GOAL: Would you write out the listing verbatim and skip every picture in it?

GIVEN INFORMATION:
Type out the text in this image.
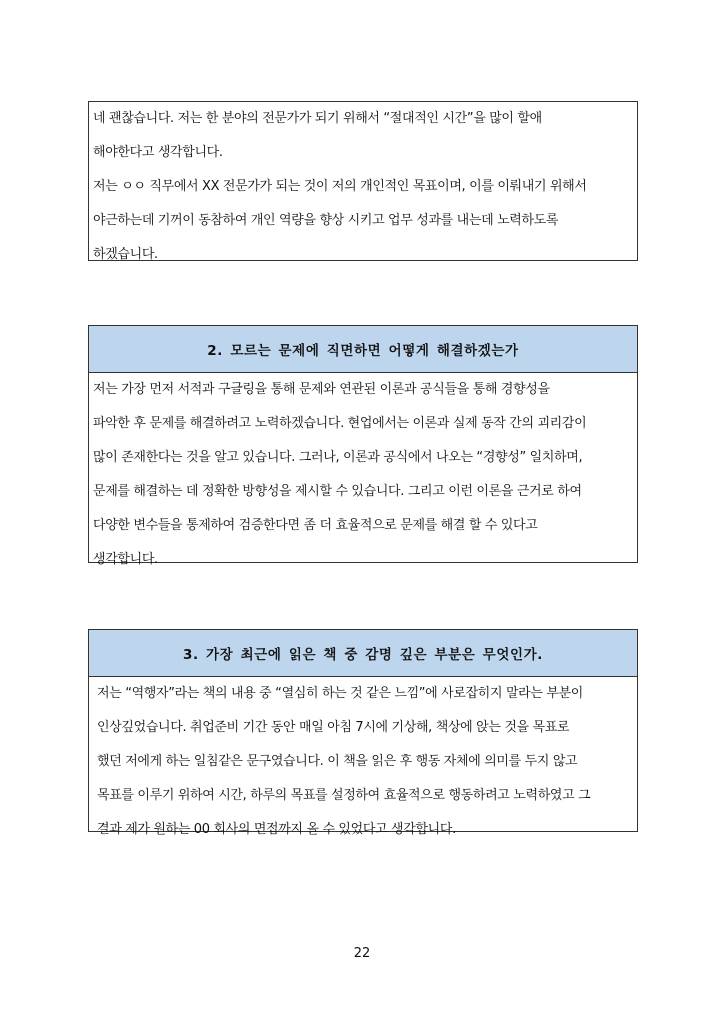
네 괜찮습니다. 저는 한 분야의 전문가가 되기 위해서 “절대적인 시간”을 많이 할애
해야한다고 생각합니다.
저는 ㅇㅇ 직무에서 XX 전문가가 되는 것이 저의 개인적인 목표이며, 이를 이뤄내기 위해서
야근하는데 기꺼이 동참하여 개인 역량을 향상 시키고 업무 성과를 내는데 노력하도록
하겠습니다.
2. 모르는 문제에 직면하면 어떻게 해결하겠는가
저는 가장 먼저 서적과 구글링을 통해 문제와 연관된 이론과 공식들을 통해 경향성을
파악한 후 문제를 해결하려고 노력하겠습니다. 현업에서는 이론과 실제 동작 간의 괴리감이
많이 존재한다는 것을 알고 있습니다. 그러나, 이론과 공식에서 나오는 “경향성” 일치하며,
문제를 해결하는 데 정확한 방향성을 제시할 수 있습니다. 그리고 이런 이론을 근거로 하여
다양한 변수들을 통제하여 검증한다면 좀 더 효율적으로 문제를 해결 할 수 있다고
생각합니다.
3. 가장 최근에 읽은 책 중 감명 깊은 부분은 무엇인가.
저는 “역행자”라는 책의 내용 중 “열심히 하는 것 같은 느낌”에 사로잡히지 말라는 부분이
인상깊었습니다. 취업준비 기간 동안 매일 아침 7시에 기상해, 책상에 앉는 것을 목표로
했던 저에게 하는 일침같은 문구였습니다. 이 책을 읽은 후 행동 자체에 의미를 두지 않고
목표를 이루기 위하여 시간, 하루의 목표를 설정하여 효율적으로 행동하려고 노력하였고 그
결과 제가 원하는 00 회사의 면접까지 올 수 있었다고 생각합니다.
22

THE REPLY:
Type out the text in this image.
네 괜찮습니다. 저는 한 분야의 전문가가 되기 위해서 “절대적인 시간”을 많이 할애
해야한다고 생각합니다.
저는 ㅇㅇ 직무에서 XX 전문가가 되는 것이 저의 개인적인 목표이며, 이를 이뤄내기 위해서
야근하는데 기꺼이 동참하여 개인 역량을 향상 시키고 업무 성과를 내는데 노력하도록
하겠습니다.
2. 모르는 문제에 직면하면 어떻게 해결하겠는가
저는 가장 먼저 서적과 구글링을 통해 문제와 연관된 이론과 공식들을 통해 경향성을
파악한 후 문제를 해결하려고 노력하겠습니다. 현업에서는 이론과 실제 동작 간의 괴리감이
많이 존재한다는 것을 알고 있습니다. 그러나, 이론과 공식에서 나오는 “경향성” 일치하며,
문제를 해결하는 데 정확한 방향성을 제시할 수 있습니다. 그리고 이런 이론을 근거로 하여
다양한 변수들을 통제하여 검증한다면 좀 더 효율적으로 문제를 해결 할 수 있다고
생각합니다.
3. 가장 최근에 읽은 책 중 감명 깊은 부분은 무엇인가.
저는 “역행자”라는 책의 내용 중 “열심히 하는 것 같은 느낌”에 사로잡히지 말라는 부분이
인상깊었습니다. 취업준비 기간 동안 매일 아침 7시에 기상해, 책상에 앉는 것을 목표로
했던 저에게 하는 일침같은 문구였습니다. 이 책을 읽은 후 행동 자체에 의미를 두지 않고
목표를 이루기 위하여 시간, 하루의 목표를 설정하여 효율적으로 행동하려고 노력하였고 그
결과 제가 원하는 00 회사의 면접까지 올 수 있었다고 생각합니다.
22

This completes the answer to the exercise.